── Data records

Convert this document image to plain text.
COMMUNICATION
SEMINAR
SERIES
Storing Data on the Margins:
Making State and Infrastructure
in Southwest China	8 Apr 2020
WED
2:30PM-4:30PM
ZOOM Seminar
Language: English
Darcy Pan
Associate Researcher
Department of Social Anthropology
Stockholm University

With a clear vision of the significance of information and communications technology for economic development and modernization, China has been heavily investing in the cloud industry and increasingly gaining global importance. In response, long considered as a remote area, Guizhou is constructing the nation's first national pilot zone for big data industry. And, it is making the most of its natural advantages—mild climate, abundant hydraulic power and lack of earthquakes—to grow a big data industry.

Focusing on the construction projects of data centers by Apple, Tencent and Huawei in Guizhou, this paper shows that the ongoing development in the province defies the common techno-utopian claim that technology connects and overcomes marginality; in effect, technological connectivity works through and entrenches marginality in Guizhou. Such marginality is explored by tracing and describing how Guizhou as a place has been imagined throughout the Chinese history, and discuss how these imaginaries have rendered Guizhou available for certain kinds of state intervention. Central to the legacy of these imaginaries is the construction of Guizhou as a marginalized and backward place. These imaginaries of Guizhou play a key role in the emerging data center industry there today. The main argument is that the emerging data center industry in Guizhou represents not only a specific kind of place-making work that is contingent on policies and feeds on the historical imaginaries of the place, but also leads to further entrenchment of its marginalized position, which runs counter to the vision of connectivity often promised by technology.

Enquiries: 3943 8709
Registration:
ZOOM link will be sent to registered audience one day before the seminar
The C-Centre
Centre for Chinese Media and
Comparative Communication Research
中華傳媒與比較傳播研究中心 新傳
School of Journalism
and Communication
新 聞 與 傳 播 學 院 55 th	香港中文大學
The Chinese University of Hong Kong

────

» Task description:
Your task is to report how many lines of the material include the string "ZOOM". Give the number and no other words.

» Task response:
2